* **What you are asked to do**: Write out the entire listing below exactly as it appears, minus any pictures.

═══ Provided records ═══

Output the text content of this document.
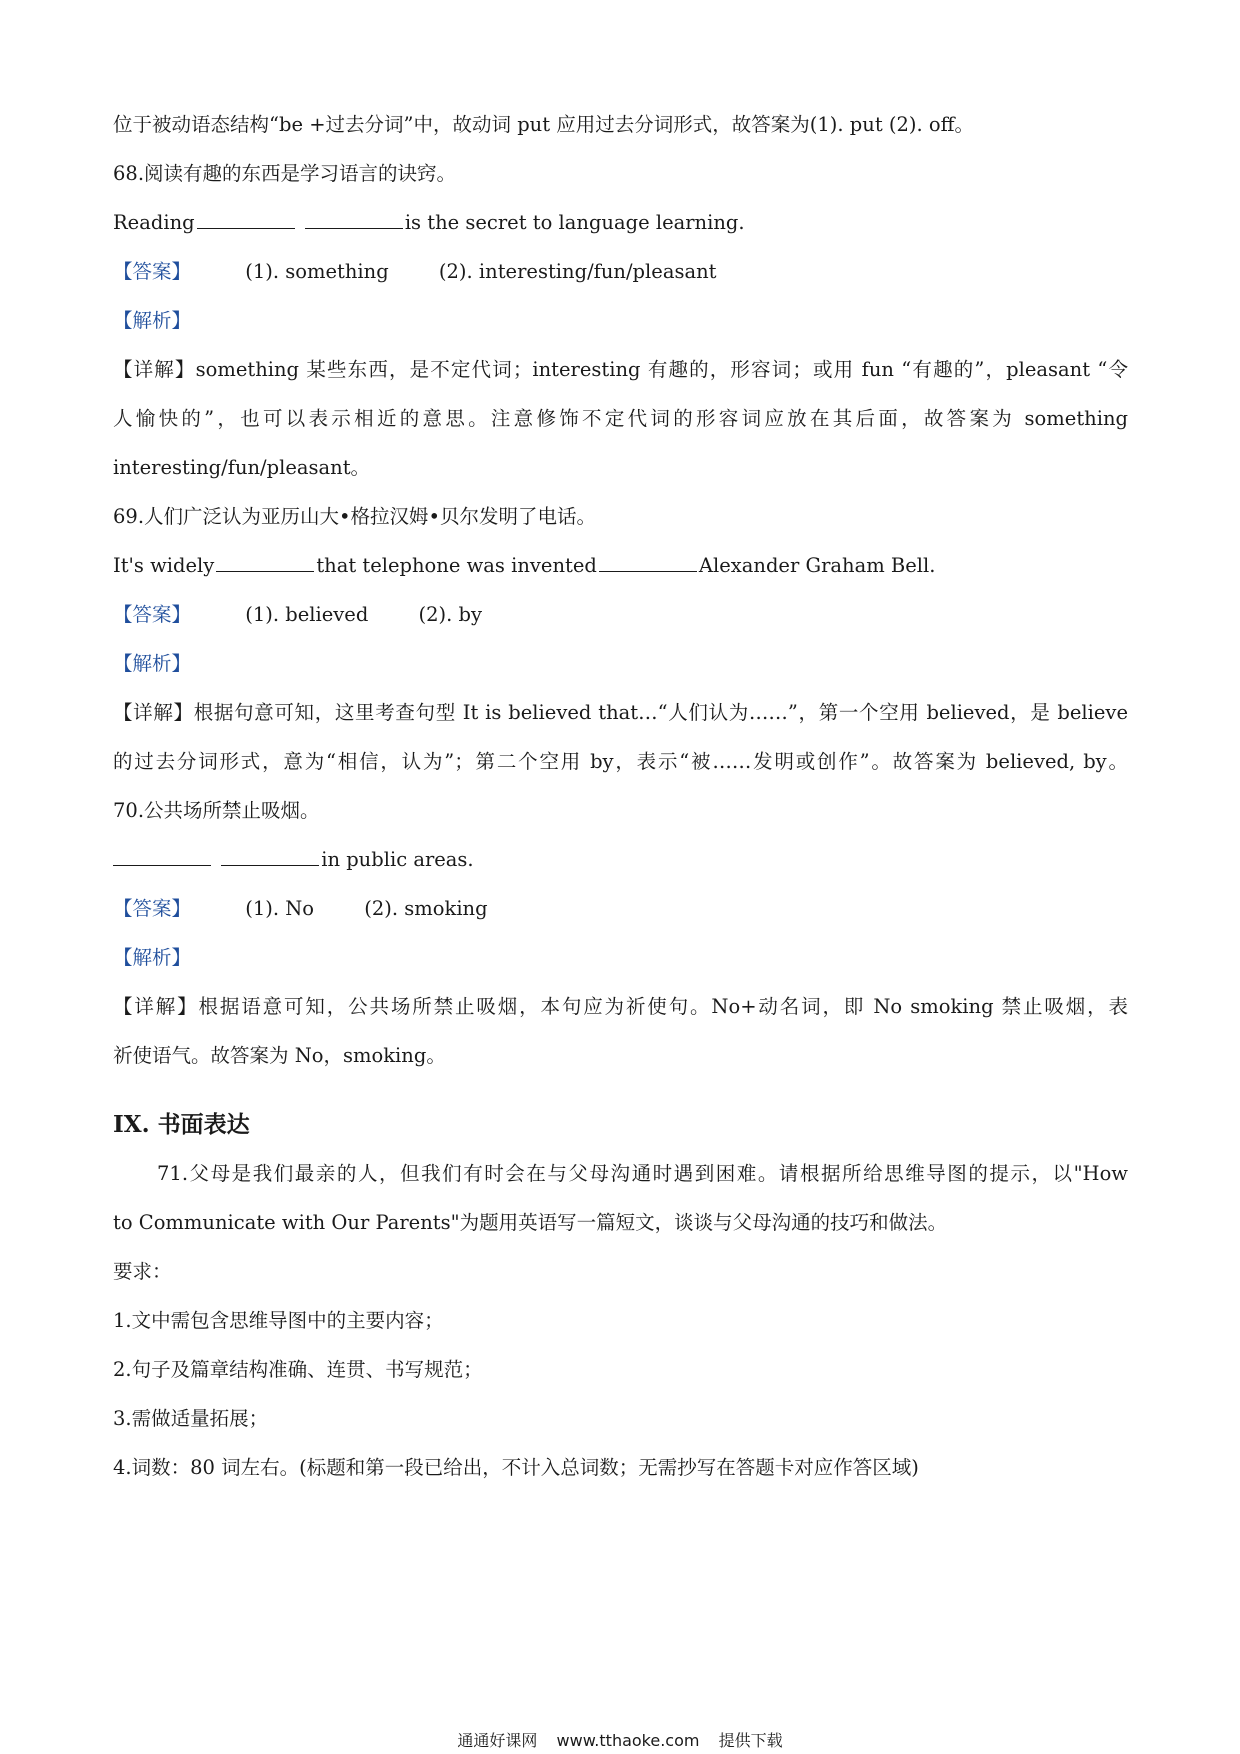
位于被动语态结构“be +过去分词”中，故动词 put 应用过去分词形式，故答案为(1). put (2). off。
68.阅读有趣的东西是学习语言的诀窍。
Reading	is the secret to language learning.
【答案】	(1). something	(2). interesting/fun/pleasant
【解析】
【详解】something 某些东西，是不定代词；interesting 有趣的，形容词；或用 fun “有趣的”，pleasant “令
人愉快的”，也可以表示相近的意思。注意修饰不定代词的形容词应放在其后面，故答案为 something
interesting/fun/pleasant。
69.人们广泛认为亚历山大•格拉汉姆•贝尔发明了电话。
It's widely	that telephone was invented	Alexander Graham Bell.
【答案】	(1). believed	(2). by
【解析】
【详解】根据句意可知，这里考查句型 It is believed that…“人们认为……”，第一个空用 believed，是 believe
的过去分词形式，意为“相信，认为”；第二个空用 by，表示“被……发明或创作”。故答案为 believed, by。
70.公共场所禁止吸烟。
in public areas.
【答案】	(1). No	(2). smoking
【解析】
【详解】根据语意可知，公共场所禁止吸烟，本句应为祈使句。No+动名词，即 No smoking 禁止吸烟，表
祈使语气。故答案为 No，smoking。
IX. 书面表达
71.父母是我们最亲的人，但我们有时会在与父母沟通时遇到困难。请根据所给思维导图的提示，以"How
to Communicate with Our Parents"为题用英语写一篇短文，谈谈与父母沟通的技巧和做法。
要求：
1.文中需包含思维导图中的主要内容；
2.句子及篇章结构准确、连贯、书写规范；
3.需做适量拓展；
4.词数：80 词左右。(标题和第一段已给出，不计入总词数；无需抄写在答题卡对应作答区域)
通通好课网 www.tthaoke.com 提供下载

═══

* **Full output**:
Output the text content of this document.
位于被动语态结构“be +过去分词”中，故动词 put 应用过去分词形式，故答案为(1). put (2). off。
68.阅读有趣的东西是学习语言的诀窍。
Reading	is the secret to language learning.
【答案】	(1). something	(2). interesting/fun/pleasant
【解析】
【详解】something 某些东西，是不定代词；interesting 有趣的，形容词；或用 fun “有趣的”，pleasant “令
人愉快的”，也可以表示相近的意思。注意修饰不定代词的形容词应放在其后面，故答案为 something
interesting/fun/pleasant。
69.人们广泛认为亚历山大•格拉汉姆•贝尔发明了电话。
It's widely	that telephone was invented	Alexander Graham Bell.
【答案】	(1). believed	(2). by
【解析】
【详解】根据句意可知，这里考查句型 It is believed that…“人们认为……”，第一个空用 believed，是 believe
的过去分词形式，意为“相信，认为”；第二个空用 by，表示“被……发明或创作”。故答案为 believed, by。
70.公共场所禁止吸烟。
in public areas.
【答案】	(1). No	(2). smoking
【解析】
【详解】根据语意可知，公共场所禁止吸烟，本句应为祈使句。No+动名词，即 No smoking 禁止吸烟，表
祈使语气。故答案为 No，smoking。
IX. 书面表达
71.父母是我们最亲的人，但我们有时会在与父母沟通时遇到困难。请根据所给思维导图的提示，以"How
to Communicate with Our Parents"为题用英语写一篇短文，谈谈与父母沟通的技巧和做法。
要求：
1.文中需包含思维导图中的主要内容；
2.句子及篇章结构准确、连贯、书写规范；
3.需做适量拓展；
4.词数：80 词左右。(标题和第一段已给出，不计入总词数；无需抄写在答题卡对应作答区域)
通通好课网 www.tthaoke.com 提供下载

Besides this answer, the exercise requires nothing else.